In the material below, the lines containing the word "user" are required; copy each of them.

▶ **GIVEN DATA**:
___

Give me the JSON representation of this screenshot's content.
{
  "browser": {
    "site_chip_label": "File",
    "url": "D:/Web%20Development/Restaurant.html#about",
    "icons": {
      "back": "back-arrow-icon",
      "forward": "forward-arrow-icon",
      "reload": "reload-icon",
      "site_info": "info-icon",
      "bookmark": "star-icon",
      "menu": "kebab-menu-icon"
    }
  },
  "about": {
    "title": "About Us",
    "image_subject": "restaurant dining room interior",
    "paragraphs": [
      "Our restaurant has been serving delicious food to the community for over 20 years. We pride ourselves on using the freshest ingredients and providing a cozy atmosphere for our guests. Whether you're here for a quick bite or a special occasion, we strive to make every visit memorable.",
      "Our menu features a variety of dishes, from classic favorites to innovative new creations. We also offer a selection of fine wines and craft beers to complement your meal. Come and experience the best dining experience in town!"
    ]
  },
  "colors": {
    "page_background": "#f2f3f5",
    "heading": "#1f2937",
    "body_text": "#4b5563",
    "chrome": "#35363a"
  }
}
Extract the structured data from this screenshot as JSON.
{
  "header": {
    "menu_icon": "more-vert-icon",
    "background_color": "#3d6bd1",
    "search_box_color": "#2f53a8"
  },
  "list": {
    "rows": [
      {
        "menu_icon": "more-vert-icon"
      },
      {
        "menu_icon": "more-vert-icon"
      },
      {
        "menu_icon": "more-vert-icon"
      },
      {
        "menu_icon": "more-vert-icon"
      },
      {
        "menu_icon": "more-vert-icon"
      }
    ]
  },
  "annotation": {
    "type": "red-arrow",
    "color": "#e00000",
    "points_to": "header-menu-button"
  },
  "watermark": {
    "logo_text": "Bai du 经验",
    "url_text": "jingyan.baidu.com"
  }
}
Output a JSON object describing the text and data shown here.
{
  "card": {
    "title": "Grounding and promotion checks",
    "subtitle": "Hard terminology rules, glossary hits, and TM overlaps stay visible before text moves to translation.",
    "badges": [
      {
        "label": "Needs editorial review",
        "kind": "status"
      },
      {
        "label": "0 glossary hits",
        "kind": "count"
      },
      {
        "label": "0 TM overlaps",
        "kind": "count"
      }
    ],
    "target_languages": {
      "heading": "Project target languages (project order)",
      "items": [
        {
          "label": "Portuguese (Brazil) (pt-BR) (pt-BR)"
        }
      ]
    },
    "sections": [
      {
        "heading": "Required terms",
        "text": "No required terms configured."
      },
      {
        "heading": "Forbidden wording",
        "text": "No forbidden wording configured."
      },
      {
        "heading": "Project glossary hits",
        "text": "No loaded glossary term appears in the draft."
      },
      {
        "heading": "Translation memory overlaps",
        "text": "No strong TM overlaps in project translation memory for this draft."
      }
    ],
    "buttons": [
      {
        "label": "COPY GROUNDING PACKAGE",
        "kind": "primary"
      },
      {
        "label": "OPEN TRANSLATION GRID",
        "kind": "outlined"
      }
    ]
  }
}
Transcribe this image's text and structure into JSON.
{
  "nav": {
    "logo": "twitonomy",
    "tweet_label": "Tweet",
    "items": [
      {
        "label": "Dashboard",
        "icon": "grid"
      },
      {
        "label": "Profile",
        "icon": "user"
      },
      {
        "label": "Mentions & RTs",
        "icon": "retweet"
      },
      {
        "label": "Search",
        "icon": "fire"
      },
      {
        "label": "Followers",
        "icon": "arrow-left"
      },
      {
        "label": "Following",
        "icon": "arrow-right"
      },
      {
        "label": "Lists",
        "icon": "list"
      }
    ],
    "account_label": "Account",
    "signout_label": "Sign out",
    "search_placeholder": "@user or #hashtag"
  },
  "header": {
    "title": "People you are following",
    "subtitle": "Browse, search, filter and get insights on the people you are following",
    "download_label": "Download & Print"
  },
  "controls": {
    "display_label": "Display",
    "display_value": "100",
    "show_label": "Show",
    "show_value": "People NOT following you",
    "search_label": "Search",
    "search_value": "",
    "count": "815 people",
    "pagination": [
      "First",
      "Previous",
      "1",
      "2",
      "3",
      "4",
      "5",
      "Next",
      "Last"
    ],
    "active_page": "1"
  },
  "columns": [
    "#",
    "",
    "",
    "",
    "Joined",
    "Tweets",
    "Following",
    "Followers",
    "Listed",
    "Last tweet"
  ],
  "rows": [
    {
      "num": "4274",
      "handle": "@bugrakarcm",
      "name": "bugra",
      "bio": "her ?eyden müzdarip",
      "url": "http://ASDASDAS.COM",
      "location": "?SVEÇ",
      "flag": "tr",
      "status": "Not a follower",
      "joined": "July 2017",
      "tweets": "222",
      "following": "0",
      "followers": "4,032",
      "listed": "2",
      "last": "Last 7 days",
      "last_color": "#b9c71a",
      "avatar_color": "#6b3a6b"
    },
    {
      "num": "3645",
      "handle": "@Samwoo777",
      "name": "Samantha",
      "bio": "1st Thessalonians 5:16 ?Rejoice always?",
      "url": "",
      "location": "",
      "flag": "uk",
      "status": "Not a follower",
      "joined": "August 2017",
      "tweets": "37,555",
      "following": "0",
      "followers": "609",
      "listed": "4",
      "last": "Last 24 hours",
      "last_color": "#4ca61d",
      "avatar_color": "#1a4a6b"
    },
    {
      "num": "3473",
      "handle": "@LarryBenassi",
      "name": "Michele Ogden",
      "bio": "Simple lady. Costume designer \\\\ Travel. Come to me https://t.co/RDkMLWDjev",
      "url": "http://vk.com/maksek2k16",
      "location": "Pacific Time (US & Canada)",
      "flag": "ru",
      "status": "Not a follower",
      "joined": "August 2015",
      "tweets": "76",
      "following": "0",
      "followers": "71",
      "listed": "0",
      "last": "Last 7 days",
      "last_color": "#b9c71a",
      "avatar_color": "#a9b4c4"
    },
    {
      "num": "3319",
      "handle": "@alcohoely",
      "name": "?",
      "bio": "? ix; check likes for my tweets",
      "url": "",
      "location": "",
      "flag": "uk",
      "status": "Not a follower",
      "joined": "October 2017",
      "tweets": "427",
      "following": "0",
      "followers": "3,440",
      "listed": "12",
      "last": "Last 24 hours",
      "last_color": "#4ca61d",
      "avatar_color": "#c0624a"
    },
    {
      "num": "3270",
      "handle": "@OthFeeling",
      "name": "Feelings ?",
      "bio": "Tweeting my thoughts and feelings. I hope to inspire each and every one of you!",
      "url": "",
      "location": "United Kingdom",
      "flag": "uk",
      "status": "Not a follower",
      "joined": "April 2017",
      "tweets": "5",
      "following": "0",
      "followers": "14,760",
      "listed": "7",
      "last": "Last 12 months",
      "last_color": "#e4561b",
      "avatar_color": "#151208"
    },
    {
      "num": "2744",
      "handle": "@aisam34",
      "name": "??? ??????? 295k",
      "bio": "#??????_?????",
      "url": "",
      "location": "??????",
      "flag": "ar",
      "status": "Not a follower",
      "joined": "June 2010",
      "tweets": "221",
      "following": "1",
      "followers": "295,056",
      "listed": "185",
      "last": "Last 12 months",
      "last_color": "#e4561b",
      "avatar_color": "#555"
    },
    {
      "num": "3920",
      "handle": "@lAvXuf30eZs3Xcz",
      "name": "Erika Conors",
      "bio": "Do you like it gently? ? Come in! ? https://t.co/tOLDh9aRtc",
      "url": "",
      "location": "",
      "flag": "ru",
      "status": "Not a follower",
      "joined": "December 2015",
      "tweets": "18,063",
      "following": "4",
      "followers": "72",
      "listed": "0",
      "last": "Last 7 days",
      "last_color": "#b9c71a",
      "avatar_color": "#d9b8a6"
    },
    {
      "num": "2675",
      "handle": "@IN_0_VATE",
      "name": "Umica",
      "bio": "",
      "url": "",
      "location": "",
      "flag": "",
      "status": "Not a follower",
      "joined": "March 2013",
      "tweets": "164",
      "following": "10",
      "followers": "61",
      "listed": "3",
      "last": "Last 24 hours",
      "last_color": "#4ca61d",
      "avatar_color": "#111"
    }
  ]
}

___

▶ **FINAL RESULT**:
        "icon": "user"
    "search_placeholder": "@user or #hashtag"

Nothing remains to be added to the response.